Copy out every line of the data below word for word, but leave out the picture.

• [PROVIDED MATERIAL]
——

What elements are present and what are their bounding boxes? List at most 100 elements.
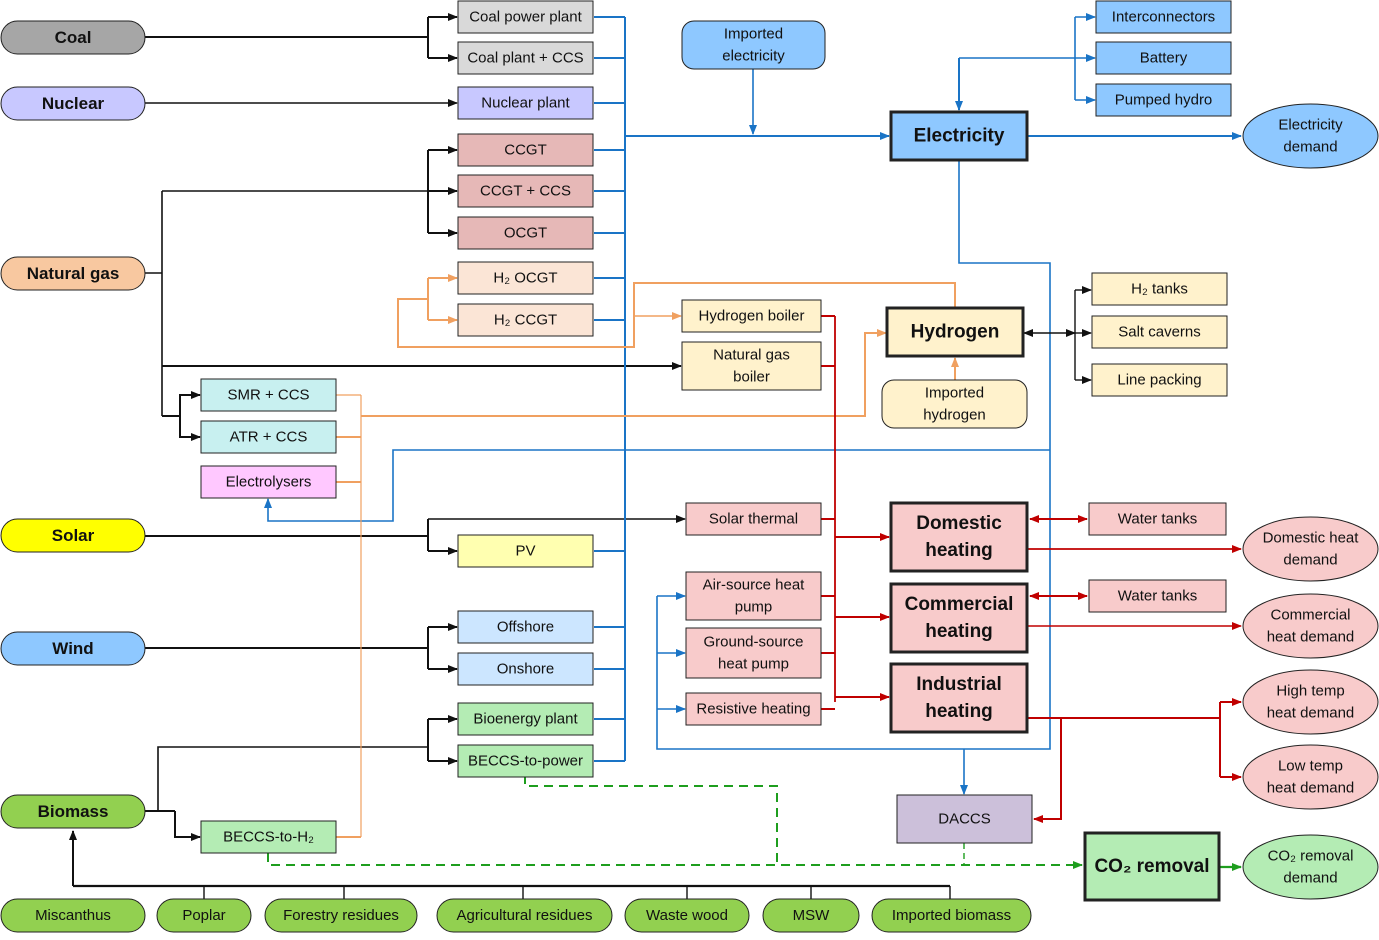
beccs-to-h2[interactable]: BECCS-to-H₂ [200, 820, 337, 854]
smr-ccs[interactable]: SMR + CCS [200, 378, 337, 412]
beccs-to-power[interactable]: BECCS-to-power [457, 744, 594, 778]
pv-label: PV [515, 543, 535, 560]
coal-power-plant[interactable]: Coal power plant [457, 0, 594, 34]
coal-plant-ccs[interactable]: Coal plant + CCS [457, 41, 594, 75]
demand-co2-removal-label: demand [1283, 870, 1337, 887]
electrolysers[interactable]: Electrolysers [200, 465, 337, 499]
air-source-heat-pump[interactable]: Air-source heat pump [685, 571, 822, 621]
storage-line-packing-label: Line packing [1117, 372, 1201, 389]
ccgt-ccs[interactable]: CCGT + CCS [457, 174, 594, 208]
hub-hydrogen[interactable]: Hydrogen [885, 306, 1025, 358]
source-wind[interactable]: Wind [0, 631, 146, 666]
demand-low-temp-heat-label: Low temp [1278, 758, 1343, 775]
source-biomass-label: Biomass [38, 802, 109, 821]
storage-interconnectors-label: Interconnectors [1112, 9, 1215, 26]
demand-domestic-heat[interactable]: Domestic heat demand [1242, 516, 1379, 582]
solar-thermal-label: Solar thermal [709, 511, 798, 528]
smr-ccs-label: SMR + CCS [227, 387, 309, 404]
ground-source-heat-pump-label: Ground-source [703, 634, 803, 651]
bio-up [157, 746, 428, 811]
source-natural-gas-label: Natural gas [27, 264, 120, 283]
electrolysers-label: Electrolysers [226, 474, 312, 491]
hub-industrial-heating-label: heating [925, 701, 993, 722]
source-coal-label: Coal [55, 28, 92, 47]
ocgt[interactable]: OCGT [457, 216, 594, 250]
demand-domestic-heat-label: demand [1283, 552, 1337, 569]
demand-commercial-heat[interactable]: Commercial heat demand [1242, 593, 1379, 659]
source-solar-label: Solar [52, 526, 95, 545]
storage-h2-tanks[interactable]: H₂ tanks [1091, 272, 1228, 306]
natural-gas-boiler-label: Natural gas [713, 347, 790, 364]
h2-ocgt[interactable]: H₂ OCGT [457, 261, 594, 295]
storage-water-tanks-domestic-label: Water tanks [1118, 511, 1197, 528]
hub-industrial-heating-label: Industrial [916, 674, 1002, 695]
demand-commercial-heat-shape [1242, 593, 1379, 659]
demand-electricity-label: demand [1283, 139, 1337, 156]
feedstock-4-label: Waste wood [646, 907, 728, 924]
storage-water-tanks-domestic[interactable]: Water tanks [1088, 502, 1227, 536]
natural-gas-boiler[interactable]: Natural gas boiler [681, 341, 822, 391]
demand-co2-removal[interactable]: CO₂ removal demand [1242, 834, 1379, 900]
source-nuclear[interactable]: Nuclear [0, 86, 146, 121]
h2-ccgt[interactable]: H₂ CCGT [457, 303, 594, 337]
demand-electricity-label: Electricity [1278, 117, 1343, 134]
feedstock-3[interactable]: Agricultural residues [436, 898, 613, 933]
storage-line-packing[interactable]: Line packing [1091, 363, 1228, 397]
ccgt-ccs-label: CCGT + CCS [480, 183, 571, 200]
connectors-layer [69, 13, 1242, 900]
storage-water-tanks-commercial[interactable]: Water tanks [1088, 579, 1227, 613]
demand-electricity-shape [1242, 103, 1379, 169]
feedstock-5[interactable]: MSW [762, 898, 860, 933]
hydrogen-boiler[interactable]: Hydrogen boiler [681, 299, 822, 333]
storage-interconnectors[interactable]: Interconnectors [1095, 0, 1232, 34]
hub-commercial-heating[interactable]: Commercial heating [889, 582, 1029, 654]
solar-thermal[interactable]: Solar thermal [685, 502, 822, 536]
storage-pumped-hydro-label: Pumped hydro [1115, 92, 1213, 109]
imported-electricity[interactable]: Imported electricity [681, 20, 826, 70]
onshore-wind[interactable]: Onshore [457, 652, 594, 686]
ccgt[interactable]: CCGT [457, 133, 594, 167]
feedstock-0[interactable]: Miscanthus [0, 898, 146, 933]
source-coal[interactable]: Coal [0, 20, 146, 55]
source-natural-gas[interactable]: Natural gas [0, 256, 146, 291]
source-biomass[interactable]: Biomass [0, 794, 146, 829]
demand-low-temp-heat[interactable]: Low temp heat demand [1242, 744, 1379, 810]
hub-commercial-heating-label: heating [925, 621, 993, 642]
atr-ccs[interactable]: ATR + CCS [200, 420, 337, 454]
resistive-heating-label: Resistive heating [696, 701, 810, 718]
demand-high-temp-heat-label: High temp [1276, 683, 1344, 700]
ground-source-heat-pump[interactable]: Ground-source heat pump [685, 627, 822, 679]
feedstock-2[interactable]: Forestry residues [264, 898, 418, 933]
beccs-to-h2-label: BECCS-to-H₂ [223, 829, 314, 846]
hub-co2-removal[interactable]: CO₂ removal [1083, 831, 1221, 902]
feedstock-1[interactable]: Poplar [156, 898, 252, 933]
hub-electricity[interactable]: Electricity [889, 110, 1029, 162]
source-wind-label: Wind [52, 639, 93, 658]
hub-industrial-heating[interactable]: Industrial heating [889, 662, 1029, 734]
resistive-heating[interactable]: Resistive heating [685, 692, 822, 726]
source-solar[interactable]: Solar [0, 518, 146, 553]
pv[interactable]: PV [457, 534, 594, 568]
bioenergy-plant[interactable]: Bioenergy plant [457, 702, 594, 736]
nuclear-plant[interactable]: Nuclear plant [457, 86, 594, 120]
feedstock-6[interactable]: Imported biomass [871, 898, 1032, 933]
imported-hydrogen[interactable]: Imported hydrogen [881, 379, 1028, 429]
h2-ccgt-label: H₂ CCGT [494, 312, 557, 329]
demand-commercial-heat-label: Commercial [1270, 607, 1350, 624]
demand-high-temp-heat[interactable]: High temp heat demand [1242, 669, 1379, 735]
feedstock-4[interactable]: Waste wood [624, 898, 750, 933]
offshore-wind[interactable]: Offshore [457, 610, 594, 644]
air-source-heat-pump-label: pump [735, 599, 773, 616]
daccs[interactable]: DACCS [896, 794, 1033, 844]
coal-power-plant-label: Coal power plant [469, 9, 582, 26]
hydrogen-boiler-label: Hydrogen boiler [699, 308, 805, 325]
demand-domestic-heat-label: Domestic heat [1263, 530, 1360, 547]
source-nuclear-label: Nuclear [42, 94, 105, 113]
demand-low-temp-heat-label: heat demand [1267, 780, 1355, 797]
feedstock-6-label: Imported biomass [892, 907, 1011, 924]
demand-electricity[interactable]: Electricity demand [1242, 103, 1379, 169]
storage-salt-caverns[interactable]: Salt caverns [1091, 315, 1228, 349]
storage-pumped-hydro[interactable]: Pumped hydro [1095, 83, 1232, 117]
hub-domestic-heating[interactable]: Domestic heating [889, 501, 1029, 573]
storage-battery[interactable]: Battery [1095, 41, 1232, 75]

——

• [WRITTEN REPLY]
What elements are present and what are their bounding boxes? List at most 100 elements.
beccs-to-h2[interactable]: BECCS-to-H₂ [200, 820, 337, 854]
smr-ccs[interactable]: SMR + CCS [200, 378, 337, 412]
beccs-to-power[interactable]: BECCS-to-power [457, 744, 594, 778]
pv-label: PV [515, 543, 535, 560]
coal-power-plant[interactable]: Coal power plant [457, 0, 594, 34]
coal-plant-ccs[interactable]: Coal plant + CCS [457, 41, 594, 75]
demand-co2-removal-label: demand [1283, 870, 1337, 887]
electrolysers[interactable]: Electrolysers [200, 465, 337, 499]
air-source-heat-pump[interactable]: Air-source heat pump [685, 571, 822, 621]
storage-line-packing-label: Line packing [1117, 372, 1201, 389]
ccgt-ccs[interactable]: CCGT + CCS [457, 174, 594, 208]
hub-hydrogen[interactable]: Hydrogen [885, 306, 1025, 358]
source-wind[interactable]: Wind [0, 631, 146, 666]
demand-low-temp-heat-label: Low temp [1278, 758, 1343, 775]
source-biomass-label: Biomass [38, 802, 109, 821]
storage-interconnectors-label: Interconnectors [1112, 9, 1215, 26]
demand-domestic-heat[interactable]: Domestic heat demand [1242, 516, 1379, 582]
solar-thermal-label: Solar thermal [709, 511, 798, 528]
smr-ccs-label: SMR + CCS [227, 387, 309, 404]
ground-source-heat-pump-label: Ground-source [703, 634, 803, 651]
bio-up [157, 746, 428, 811]
source-natural-gas-label: Natural gas [27, 264, 120, 283]
electrolysers-label: Electrolysers [226, 474, 312, 491]
hub-industrial-heating-label: heating [925, 701, 993, 722]
source-coal-label: Coal [55, 28, 92, 47]
ocgt[interactable]: OCGT [457, 216, 594, 250]
demand-domestic-heat-label: demand [1283, 552, 1337, 569]
demand-commercial-heat[interactable]: Commercial heat demand [1242, 593, 1379, 659]
source-solar-label: Solar [52, 526, 95, 545]
storage-h2-tanks[interactable]: H₂ tanks [1091, 272, 1228, 306]
natural-gas-boiler-label: Natural gas [713, 347, 790, 364]
h2-ocgt[interactable]: H₂ OCGT [457, 261, 594, 295]
storage-water-tanks-domestic-label: Water tanks [1118, 511, 1197, 528]
hub-industrial-heating-label: Industrial [916, 674, 1002, 695]
demand-commercial-heat-shape [1242, 593, 1379, 659]
demand-electricity-label: demand [1283, 139, 1337, 156]
feedstock-4-label: Waste wood [646, 907, 728, 924]
storage-water-tanks-domestic[interactable]: Water tanks [1088, 502, 1227, 536]
natural-gas-boiler[interactable]: Natural gas boiler [681, 341, 822, 391]
demand-co2-removal[interactable]: CO₂ removal demand [1242, 834, 1379, 900]
source-nuclear[interactable]: Nuclear [0, 86, 146, 121]
h2-ccgt[interactable]: H₂ CCGT [457, 303, 594, 337]
demand-electricity-label: Electricity [1278, 117, 1343, 134]
feedstock-3[interactable]: Agricultural residues [436, 898, 613, 933]
storage-line-packing[interactable]: Line packing [1091, 363, 1228, 397]
ccgt-ccs-label: CCGT + CCS [480, 183, 571, 200]
connectors-layer [69, 13, 1242, 900]
storage-water-tanks-commercial[interactable]: Water tanks [1088, 579, 1227, 613]
demand-electricity-shape [1242, 103, 1379, 169]
feedstock-5[interactable]: MSW [762, 898, 860, 933]
hydrogen-boiler[interactable]: Hydrogen boiler [681, 299, 822, 333]
storage-interconnectors[interactable]: Interconnectors [1095, 0, 1232, 34]
hub-commercial-heating[interactable]: Commercial heating [889, 582, 1029, 654]
solar-thermal[interactable]: Solar thermal [685, 502, 822, 536]
storage-pumped-hydro-label: Pumped hydro [1115, 92, 1213, 109]
imported-electricity[interactable]: Imported electricity [681, 20, 826, 70]
onshore-wind[interactable]: Onshore [457, 652, 594, 686]
ccgt[interactable]: CCGT [457, 133, 594, 167]
feedstock-0[interactable]: Miscanthus [0, 898, 146, 933]
source-coal[interactable]: Coal [0, 20, 146, 55]
source-natural-gas[interactable]: Natural gas [0, 256, 146, 291]
source-biomass[interactable]: Biomass [0, 794, 146, 829]
demand-low-temp-heat[interactable]: Low temp heat demand [1242, 744, 1379, 810]
hub-commercial-heating-label: heating [925, 621, 993, 642]
atr-ccs[interactable]: ATR + CCS [200, 420, 337, 454]
resistive-heating-label: Resistive heating [696, 701, 810, 718]
demand-high-temp-heat-label: High temp [1276, 683, 1344, 700]
ground-source-heat-pump[interactable]: Ground-source heat pump [685, 627, 822, 679]
feedstock-2[interactable]: Forestry residues [264, 898, 418, 933]
beccs-to-h2-label: BECCS-to-H₂ [223, 829, 314, 846]
hub-co2-removal[interactable]: CO₂ removal [1083, 831, 1221, 902]
feedstock-1[interactable]: Poplar [156, 898, 252, 933]
hub-electricity[interactable]: Electricity [889, 110, 1029, 162]
source-wind-label: Wind [52, 639, 93, 658]
hub-industrial-heating[interactable]: Industrial heating [889, 662, 1029, 734]
resistive-heating[interactable]: Resistive heating [685, 692, 822, 726]
source-solar[interactable]: Solar [0, 518, 146, 553]
pv[interactable]: PV [457, 534, 594, 568]
bioenergy-plant[interactable]: Bioenergy plant [457, 702, 594, 736]
nuclear-plant[interactable]: Nuclear plant [457, 86, 594, 120]
feedstock-6[interactable]: Imported biomass [871, 898, 1032, 933]
imported-hydrogen[interactable]: Imported hydrogen [881, 379, 1028, 429]
h2-ccgt-label: H₂ CCGT [494, 312, 557, 329]
demand-commercial-heat-label: Commercial [1270, 607, 1350, 624]
demand-high-temp-heat[interactable]: High temp heat demand [1242, 669, 1379, 735]
feedstock-4[interactable]: Waste wood [624, 898, 750, 933]
offshore-wind[interactable]: Offshore [457, 610, 594, 644]
air-source-heat-pump-label: pump [735, 599, 773, 616]
daccs[interactable]: DACCS [896, 794, 1033, 844]
coal-power-plant-label: Coal power plant [469, 9, 582, 26]
hydrogen-boiler-label: Hydrogen boiler [699, 308, 805, 325]
demand-domestic-heat-label: Domestic heat [1263, 530, 1360, 547]
source-nuclear-label: Nuclear [42, 94, 105, 113]
demand-low-temp-heat-label: heat demand [1267, 780, 1355, 797]
feedstock-6-label: Imported biomass [892, 907, 1011, 924]
demand-electricity[interactable]: Electricity demand [1242, 103, 1379, 169]
storage-salt-caverns[interactable]: Salt caverns [1091, 315, 1228, 349]
storage-pumped-hydro[interactable]: Pumped hydro [1095, 83, 1232, 117]
hub-domestic-heating[interactable]: Domestic heating [889, 501, 1029, 573]
storage-battery[interactable]: Battery [1095, 41, 1232, 75]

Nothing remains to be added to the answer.